- _WORK INSTRUCTIONS_: Lay out the items as a Markdown table with the columns Row and Content, starting at the first line and ending at the line containing "start-date-field[interactable]: - -: [692, 986, 958, 1029]", both included. Put each line's number in Row and its text in Content, and leave out blank lines.
═════ DATA IN THIS EXERCISE
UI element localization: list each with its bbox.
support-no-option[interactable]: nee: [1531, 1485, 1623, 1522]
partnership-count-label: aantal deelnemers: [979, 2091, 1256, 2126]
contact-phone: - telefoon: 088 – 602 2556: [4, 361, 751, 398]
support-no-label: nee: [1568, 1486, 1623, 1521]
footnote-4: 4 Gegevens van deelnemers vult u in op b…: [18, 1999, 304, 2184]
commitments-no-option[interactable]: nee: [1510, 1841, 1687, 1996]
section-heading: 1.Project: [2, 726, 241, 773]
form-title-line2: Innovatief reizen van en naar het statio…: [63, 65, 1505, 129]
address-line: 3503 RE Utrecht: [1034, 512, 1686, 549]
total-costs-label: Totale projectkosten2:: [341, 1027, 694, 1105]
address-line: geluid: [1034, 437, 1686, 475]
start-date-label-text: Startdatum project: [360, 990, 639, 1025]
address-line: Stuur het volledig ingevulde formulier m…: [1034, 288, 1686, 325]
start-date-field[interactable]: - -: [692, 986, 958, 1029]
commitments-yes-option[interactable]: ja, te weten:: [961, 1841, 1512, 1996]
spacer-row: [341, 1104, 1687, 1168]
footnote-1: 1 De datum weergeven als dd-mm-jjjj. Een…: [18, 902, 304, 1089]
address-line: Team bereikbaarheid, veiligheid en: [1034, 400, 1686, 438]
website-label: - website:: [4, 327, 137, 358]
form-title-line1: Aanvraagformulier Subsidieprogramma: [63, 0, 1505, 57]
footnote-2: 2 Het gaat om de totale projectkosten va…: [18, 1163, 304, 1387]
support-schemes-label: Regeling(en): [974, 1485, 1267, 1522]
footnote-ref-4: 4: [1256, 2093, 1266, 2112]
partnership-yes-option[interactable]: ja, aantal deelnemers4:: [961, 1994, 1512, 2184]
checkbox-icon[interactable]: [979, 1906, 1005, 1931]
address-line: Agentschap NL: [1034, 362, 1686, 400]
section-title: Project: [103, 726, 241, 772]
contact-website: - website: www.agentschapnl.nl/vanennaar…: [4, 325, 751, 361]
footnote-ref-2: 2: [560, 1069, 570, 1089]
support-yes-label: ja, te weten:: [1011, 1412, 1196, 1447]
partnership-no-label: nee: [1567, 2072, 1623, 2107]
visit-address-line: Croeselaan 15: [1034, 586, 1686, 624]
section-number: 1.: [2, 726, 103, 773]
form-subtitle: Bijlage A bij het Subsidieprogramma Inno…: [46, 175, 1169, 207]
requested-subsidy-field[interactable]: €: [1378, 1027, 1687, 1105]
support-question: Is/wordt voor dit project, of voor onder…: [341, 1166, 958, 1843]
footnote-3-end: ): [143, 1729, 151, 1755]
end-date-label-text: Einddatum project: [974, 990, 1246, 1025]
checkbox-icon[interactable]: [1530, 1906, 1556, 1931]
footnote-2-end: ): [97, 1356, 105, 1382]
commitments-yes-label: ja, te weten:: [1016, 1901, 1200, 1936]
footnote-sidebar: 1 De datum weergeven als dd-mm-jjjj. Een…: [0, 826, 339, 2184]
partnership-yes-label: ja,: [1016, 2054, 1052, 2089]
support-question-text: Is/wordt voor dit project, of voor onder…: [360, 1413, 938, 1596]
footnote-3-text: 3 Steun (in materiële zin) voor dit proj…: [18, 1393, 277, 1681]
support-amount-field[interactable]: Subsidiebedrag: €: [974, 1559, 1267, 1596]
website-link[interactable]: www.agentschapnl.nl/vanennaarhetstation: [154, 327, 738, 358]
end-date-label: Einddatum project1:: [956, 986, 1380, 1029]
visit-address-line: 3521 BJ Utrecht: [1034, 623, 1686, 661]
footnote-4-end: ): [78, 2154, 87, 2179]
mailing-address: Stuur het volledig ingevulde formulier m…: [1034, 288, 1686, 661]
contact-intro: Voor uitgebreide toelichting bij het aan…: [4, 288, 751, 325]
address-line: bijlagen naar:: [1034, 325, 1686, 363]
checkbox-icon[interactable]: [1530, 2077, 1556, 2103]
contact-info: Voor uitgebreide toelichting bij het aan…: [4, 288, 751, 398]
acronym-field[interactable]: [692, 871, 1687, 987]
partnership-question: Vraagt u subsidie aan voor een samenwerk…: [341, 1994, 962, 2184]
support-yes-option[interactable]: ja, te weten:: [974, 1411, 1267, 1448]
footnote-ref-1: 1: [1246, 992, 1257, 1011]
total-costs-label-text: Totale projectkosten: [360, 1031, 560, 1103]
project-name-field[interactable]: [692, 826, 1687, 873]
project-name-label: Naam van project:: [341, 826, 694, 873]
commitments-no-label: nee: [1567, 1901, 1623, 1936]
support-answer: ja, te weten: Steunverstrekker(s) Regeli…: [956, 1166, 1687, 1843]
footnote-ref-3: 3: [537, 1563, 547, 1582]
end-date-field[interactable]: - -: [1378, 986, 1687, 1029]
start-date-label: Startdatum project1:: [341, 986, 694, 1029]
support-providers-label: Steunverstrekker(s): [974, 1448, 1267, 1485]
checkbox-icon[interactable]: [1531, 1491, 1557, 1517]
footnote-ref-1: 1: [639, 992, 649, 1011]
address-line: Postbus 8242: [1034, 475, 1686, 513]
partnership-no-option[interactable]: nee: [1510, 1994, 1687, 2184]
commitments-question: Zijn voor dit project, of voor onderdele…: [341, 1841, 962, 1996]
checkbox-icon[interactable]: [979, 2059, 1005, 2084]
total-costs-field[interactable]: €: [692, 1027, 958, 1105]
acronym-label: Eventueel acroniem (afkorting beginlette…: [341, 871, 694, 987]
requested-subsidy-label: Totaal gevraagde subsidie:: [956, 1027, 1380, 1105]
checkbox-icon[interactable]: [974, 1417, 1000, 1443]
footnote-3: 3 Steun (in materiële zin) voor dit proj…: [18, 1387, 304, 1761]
══════════
- _WRITTEN ANSWER_:
| Row | Content |
|---|---|
| 1 | UI element localization: list each with its bbox. |
| 2 | support-no-option[interactable]: nee: [1531, 1485, 1623, 1522] |
| 3 | partnership-count-label: aantal deelnemers: [979, 2091, 1256, 2126] |
| 4 | contact-phone: - telefoon: 088 – 602 2556: [4, 361, 751, 398] |
| 5 | support-no-label: nee: [1568, 1486, 1623, 1521] |
| 6 | footnote-4: 4 Gegevens van deelnemers vult u in op b…: [18, 1999, 304, 2184] |
| 7 | commitments-no-option[interactable]: nee: [1510, 1841, 1687, 1996] |
| 8 | section-heading: 1.Project: [2, 726, 241, 773] |
| 9 | form-title-line2: Innovatief reizen van en naar het statio…: [63, 65, 1505, 129] |
| 10 | address-line: 3503 RE Utrecht: [1034, 512, 1686, 549] |
| 11 | total-costs-label: Totale projectkosten2:: [341, 1027, 694, 1105] |
| 12 | address-line: geluid: [1034, 437, 1686, 475] |
| 13 | start-date-label-text: Startdatum project: [360, 990, 639, 1025] |
| 14 | address-line: Stuur het volledig ingevulde formulier m…: [1034, 288, 1686, 325] |
| 15 | start-date-field[interactable]: - -: [692, 986, 958, 1029] |